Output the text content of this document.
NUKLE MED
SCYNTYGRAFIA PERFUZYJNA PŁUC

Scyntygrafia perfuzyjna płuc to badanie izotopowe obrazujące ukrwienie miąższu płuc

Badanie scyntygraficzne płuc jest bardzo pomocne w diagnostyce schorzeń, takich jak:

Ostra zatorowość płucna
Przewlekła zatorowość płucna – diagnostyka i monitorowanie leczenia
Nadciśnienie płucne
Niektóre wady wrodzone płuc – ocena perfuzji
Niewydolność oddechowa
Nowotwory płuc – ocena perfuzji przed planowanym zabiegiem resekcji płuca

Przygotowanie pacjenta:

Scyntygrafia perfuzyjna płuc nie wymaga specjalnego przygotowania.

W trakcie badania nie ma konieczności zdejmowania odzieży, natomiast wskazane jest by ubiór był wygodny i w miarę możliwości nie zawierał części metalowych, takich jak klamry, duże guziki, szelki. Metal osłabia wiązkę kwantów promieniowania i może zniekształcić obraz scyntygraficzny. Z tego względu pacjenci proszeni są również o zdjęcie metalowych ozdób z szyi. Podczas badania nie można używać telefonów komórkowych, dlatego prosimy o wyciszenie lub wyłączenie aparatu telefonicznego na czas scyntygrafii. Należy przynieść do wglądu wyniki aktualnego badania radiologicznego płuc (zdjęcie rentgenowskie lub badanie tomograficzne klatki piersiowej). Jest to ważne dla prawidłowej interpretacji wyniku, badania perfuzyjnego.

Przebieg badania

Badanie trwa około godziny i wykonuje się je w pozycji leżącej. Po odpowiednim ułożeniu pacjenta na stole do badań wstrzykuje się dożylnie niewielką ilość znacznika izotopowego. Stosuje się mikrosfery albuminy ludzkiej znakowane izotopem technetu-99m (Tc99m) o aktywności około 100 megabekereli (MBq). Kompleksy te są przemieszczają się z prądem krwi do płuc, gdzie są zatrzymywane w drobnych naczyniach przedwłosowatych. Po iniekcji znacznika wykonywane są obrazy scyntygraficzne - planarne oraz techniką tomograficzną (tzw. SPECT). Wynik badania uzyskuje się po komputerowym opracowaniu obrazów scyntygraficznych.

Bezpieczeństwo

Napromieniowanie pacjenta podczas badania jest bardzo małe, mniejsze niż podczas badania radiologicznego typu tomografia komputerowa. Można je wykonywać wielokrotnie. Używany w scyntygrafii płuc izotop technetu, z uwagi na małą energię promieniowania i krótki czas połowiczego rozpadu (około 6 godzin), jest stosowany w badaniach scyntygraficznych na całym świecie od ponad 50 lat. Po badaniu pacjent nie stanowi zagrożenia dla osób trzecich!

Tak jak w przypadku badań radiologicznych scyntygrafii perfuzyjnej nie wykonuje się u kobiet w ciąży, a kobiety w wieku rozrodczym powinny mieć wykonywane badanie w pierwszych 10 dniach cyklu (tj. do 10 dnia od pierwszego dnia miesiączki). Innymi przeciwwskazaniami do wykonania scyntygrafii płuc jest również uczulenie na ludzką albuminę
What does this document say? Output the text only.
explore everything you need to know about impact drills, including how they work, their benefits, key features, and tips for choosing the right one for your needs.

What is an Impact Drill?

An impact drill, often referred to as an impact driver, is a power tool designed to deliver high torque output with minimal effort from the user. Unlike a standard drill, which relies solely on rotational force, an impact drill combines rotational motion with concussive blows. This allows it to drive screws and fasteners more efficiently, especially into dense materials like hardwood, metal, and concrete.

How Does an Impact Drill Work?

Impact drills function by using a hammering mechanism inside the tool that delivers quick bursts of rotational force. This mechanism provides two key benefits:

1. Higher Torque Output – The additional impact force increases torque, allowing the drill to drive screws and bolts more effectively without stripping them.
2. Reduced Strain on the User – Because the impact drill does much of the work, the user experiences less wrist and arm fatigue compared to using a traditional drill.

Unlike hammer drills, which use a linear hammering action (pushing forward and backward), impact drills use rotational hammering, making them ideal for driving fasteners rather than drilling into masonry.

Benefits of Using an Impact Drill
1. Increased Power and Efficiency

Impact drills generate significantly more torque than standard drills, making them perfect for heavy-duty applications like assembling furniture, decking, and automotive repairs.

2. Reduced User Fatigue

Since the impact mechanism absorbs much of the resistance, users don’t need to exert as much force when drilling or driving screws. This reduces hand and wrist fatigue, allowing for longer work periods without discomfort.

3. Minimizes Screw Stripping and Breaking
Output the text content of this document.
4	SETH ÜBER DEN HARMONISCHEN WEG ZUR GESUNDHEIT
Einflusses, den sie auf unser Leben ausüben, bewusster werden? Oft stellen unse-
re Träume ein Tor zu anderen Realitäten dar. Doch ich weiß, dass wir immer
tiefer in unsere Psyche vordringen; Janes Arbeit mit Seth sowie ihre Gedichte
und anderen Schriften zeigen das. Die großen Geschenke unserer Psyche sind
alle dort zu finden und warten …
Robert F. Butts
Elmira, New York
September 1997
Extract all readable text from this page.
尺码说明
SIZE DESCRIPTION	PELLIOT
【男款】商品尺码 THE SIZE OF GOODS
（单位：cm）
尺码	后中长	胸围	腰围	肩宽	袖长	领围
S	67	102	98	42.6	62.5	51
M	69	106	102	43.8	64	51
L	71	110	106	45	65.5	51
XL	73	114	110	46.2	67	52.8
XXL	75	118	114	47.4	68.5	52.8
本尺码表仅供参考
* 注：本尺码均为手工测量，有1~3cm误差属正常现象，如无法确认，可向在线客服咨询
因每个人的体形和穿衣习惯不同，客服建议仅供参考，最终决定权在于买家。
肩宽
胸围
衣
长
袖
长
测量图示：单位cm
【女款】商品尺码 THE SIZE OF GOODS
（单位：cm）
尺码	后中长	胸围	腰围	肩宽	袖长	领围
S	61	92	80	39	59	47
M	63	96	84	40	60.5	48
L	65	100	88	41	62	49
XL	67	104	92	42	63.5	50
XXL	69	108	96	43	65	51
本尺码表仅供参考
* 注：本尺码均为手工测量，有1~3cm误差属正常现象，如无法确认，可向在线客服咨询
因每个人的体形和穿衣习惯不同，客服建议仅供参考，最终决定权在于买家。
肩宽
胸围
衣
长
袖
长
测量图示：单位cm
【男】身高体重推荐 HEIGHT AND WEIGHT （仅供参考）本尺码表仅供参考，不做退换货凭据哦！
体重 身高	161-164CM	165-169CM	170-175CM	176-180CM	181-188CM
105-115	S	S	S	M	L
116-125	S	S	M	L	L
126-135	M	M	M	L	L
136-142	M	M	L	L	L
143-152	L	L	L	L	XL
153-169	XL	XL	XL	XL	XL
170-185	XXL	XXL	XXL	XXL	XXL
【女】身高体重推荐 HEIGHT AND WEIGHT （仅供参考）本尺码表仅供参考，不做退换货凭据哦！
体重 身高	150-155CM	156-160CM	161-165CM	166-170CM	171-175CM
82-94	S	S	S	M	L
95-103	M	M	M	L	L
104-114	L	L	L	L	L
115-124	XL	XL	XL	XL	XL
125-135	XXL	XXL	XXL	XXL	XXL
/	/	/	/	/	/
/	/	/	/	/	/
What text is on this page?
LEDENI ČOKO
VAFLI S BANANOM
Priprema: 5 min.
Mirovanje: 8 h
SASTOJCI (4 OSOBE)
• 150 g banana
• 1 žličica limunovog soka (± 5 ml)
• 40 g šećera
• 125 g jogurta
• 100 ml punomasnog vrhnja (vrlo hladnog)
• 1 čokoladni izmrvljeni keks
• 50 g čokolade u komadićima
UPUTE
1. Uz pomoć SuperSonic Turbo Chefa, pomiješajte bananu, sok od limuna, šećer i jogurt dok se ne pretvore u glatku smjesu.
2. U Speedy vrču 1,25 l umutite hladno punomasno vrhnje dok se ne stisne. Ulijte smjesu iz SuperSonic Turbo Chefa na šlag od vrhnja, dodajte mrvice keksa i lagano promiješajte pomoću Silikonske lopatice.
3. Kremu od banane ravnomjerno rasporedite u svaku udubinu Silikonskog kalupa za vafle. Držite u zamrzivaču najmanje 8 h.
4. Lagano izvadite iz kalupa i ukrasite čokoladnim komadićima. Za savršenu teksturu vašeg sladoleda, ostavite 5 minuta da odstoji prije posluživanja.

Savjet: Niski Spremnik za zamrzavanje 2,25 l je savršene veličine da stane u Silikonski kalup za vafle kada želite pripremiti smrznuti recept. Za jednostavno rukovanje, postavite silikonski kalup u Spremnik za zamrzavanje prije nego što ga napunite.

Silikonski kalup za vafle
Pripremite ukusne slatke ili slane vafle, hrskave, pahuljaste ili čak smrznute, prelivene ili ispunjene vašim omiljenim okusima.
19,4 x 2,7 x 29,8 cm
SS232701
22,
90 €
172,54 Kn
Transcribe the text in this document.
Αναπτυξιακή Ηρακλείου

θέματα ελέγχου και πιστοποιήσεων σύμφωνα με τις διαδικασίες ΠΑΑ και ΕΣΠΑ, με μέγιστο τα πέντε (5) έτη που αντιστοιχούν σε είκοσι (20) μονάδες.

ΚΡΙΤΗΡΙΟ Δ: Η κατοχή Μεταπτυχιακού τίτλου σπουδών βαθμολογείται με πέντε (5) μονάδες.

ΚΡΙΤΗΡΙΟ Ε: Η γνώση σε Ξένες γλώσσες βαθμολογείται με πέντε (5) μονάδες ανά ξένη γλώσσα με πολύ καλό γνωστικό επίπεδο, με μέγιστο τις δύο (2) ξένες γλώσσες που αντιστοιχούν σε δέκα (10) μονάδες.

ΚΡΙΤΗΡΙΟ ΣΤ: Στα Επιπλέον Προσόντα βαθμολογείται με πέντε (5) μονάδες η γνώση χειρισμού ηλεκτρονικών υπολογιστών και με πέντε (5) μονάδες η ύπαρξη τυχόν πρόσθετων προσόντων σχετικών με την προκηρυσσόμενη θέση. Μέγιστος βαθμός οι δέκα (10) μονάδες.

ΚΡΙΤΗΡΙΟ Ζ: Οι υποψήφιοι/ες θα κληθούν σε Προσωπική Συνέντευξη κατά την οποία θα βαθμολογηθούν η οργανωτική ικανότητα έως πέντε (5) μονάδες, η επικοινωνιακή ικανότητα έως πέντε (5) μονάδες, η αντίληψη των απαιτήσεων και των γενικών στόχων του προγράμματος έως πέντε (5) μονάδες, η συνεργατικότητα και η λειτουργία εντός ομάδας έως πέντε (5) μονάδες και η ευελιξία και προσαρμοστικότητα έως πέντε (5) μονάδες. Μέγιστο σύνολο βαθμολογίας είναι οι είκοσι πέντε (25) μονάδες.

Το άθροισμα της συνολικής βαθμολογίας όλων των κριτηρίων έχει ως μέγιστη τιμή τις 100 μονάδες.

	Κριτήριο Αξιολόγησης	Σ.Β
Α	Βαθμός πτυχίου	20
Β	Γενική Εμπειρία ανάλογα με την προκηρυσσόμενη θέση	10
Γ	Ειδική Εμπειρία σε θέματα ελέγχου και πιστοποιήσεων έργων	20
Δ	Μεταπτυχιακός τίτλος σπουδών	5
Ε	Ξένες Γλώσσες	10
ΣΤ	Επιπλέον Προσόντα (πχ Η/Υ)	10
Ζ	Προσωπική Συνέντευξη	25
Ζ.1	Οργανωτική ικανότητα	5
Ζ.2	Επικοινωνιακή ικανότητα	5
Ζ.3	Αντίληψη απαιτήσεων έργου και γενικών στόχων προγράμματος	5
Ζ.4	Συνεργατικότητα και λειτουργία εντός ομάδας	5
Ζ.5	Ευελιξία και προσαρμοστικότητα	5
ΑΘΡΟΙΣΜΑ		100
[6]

|---|

**WHAT NEEDS TO BE DONE:**
All lines above with "płucna" in them should be returned.

**TASK RESULT:**
Ostra zatorowość płucna
Przewlekła zatorowość płucna – diagnostyka i monitorowanie leczenia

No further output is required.